State how many lines of the entries hold the string "SÁNCHEZ", and nothing more.
##### Data shown
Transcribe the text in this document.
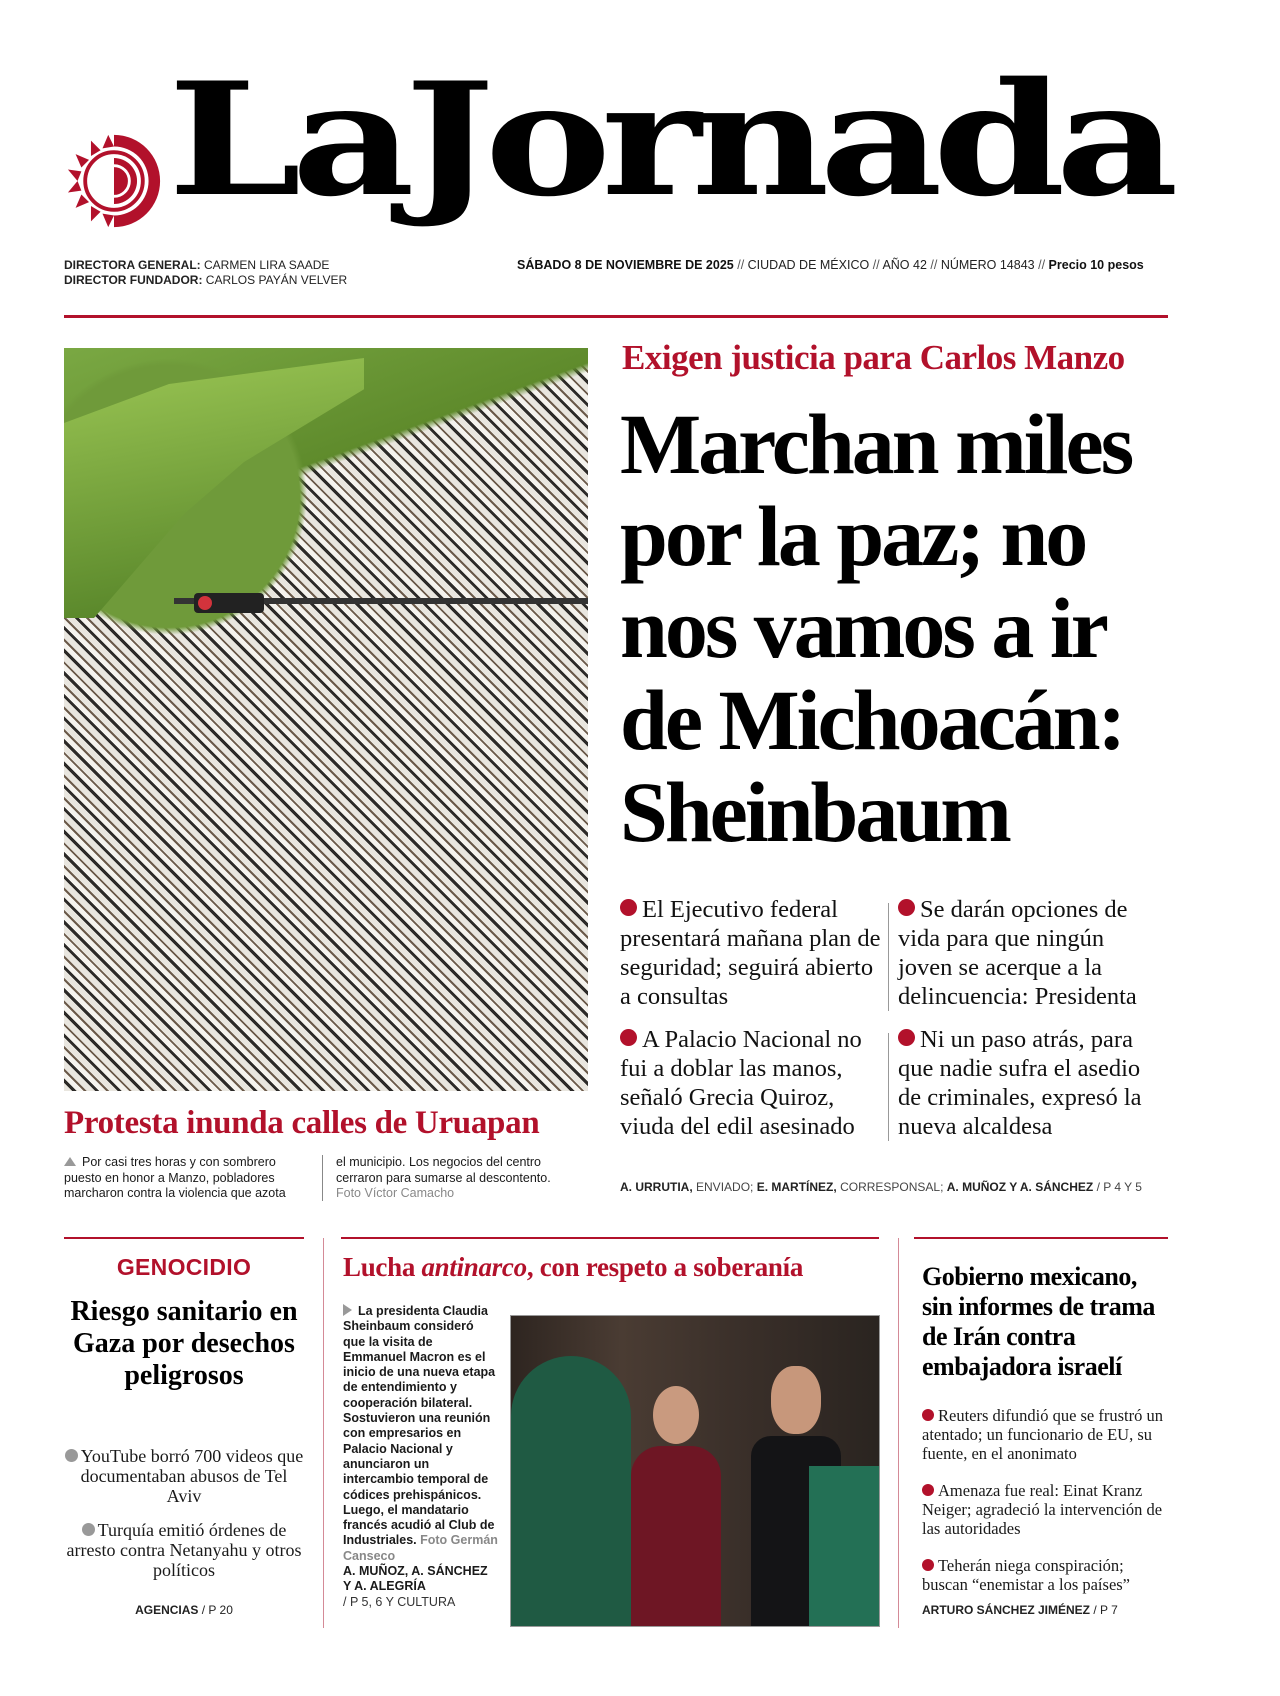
LaJornada
DIRECTORA GENERAL: CARMEN LIRA SAADE
DIRECTOR FUNDADOR: CARLOS PAYÁN VELVER
SÁBADO 8 DE NOVIEMBRE DE 2025 // CIUDAD DE MÉXICO // AÑO 42 // NÚMERO 14843 // Precio 10 pesos
Protesta inunda calles de Uruapan
Por casi tres horas y con sombrero puesto en honor a Manzo, pobladores marcharon contra la violencia que azota
el municipio. Los negocios del centro cerraron para sumarse al descontento.
Foto Víctor Camacho
Exigen justicia para Carlos Manzo
Marchan miles por la paz; no nos vamos a ir de Michoacán: Sheinbaum
El Ejecutivo federal presentará mañana plan de seguridad; seguirá abierto a consultas
Se darán opciones de vida para que ningún joven se acerque a la delincuencia: Presidenta
A Palacio Nacional no fui a doblar las manos, señaló Grecia Quiroz, viuda del edil asesinado
Ni un paso atrás, para que nadie sufra el asedio de criminales, expresó la nueva alcaldesa
A. URRUTIA, ENVIADO; E. MARTÍNEZ, CORRESPONSAL; A. MUÑOZ Y A. SÁNCHEZ / P 4 Y 5
GENOCIDIO
Riesgo sanitario en Gaza por desechos peligrosos

YouTube borró 700 videos que documentaban abusos de Tel Aviv

Turquía emitió órdenes de arresto contra Netanyahu y otros políticos

AGENCIAS / P 20
Lucha antinarco, con respeto a soberanía
La presidenta Claudia Sheinbaum consideró que la visita de Emmanuel Macron es el inicio de una nueva etapa de entendimiento y cooperación bilateral. Sostuvieron una reunión con empresarios en Palacio Nacional y anunciaron un intercambio temporal de códices prehispánicos. Luego, el mandatario francés acudió al Club de Industriales. Foto Germán Canseco
A. MUÑOZ, A. SÁNCHEZ Y A. ALEGRÍA
/ P 5, 6 Y CULTURA
Gobierno mexicano, sin informes de trama de Irán contra embajadora israelí

Reuters difundió que se frustró un atentado; un funcionario de EU, su fuente, en el anonimato

Amenaza fue real: Einat Kranz Neiger; agradeció la intervención de las autoridades

Teherán niega conspiración; buscan “enemistar a los países”

ARTURO SÁNCHEZ JIMÉNEZ / P 7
##########
## Answer below
3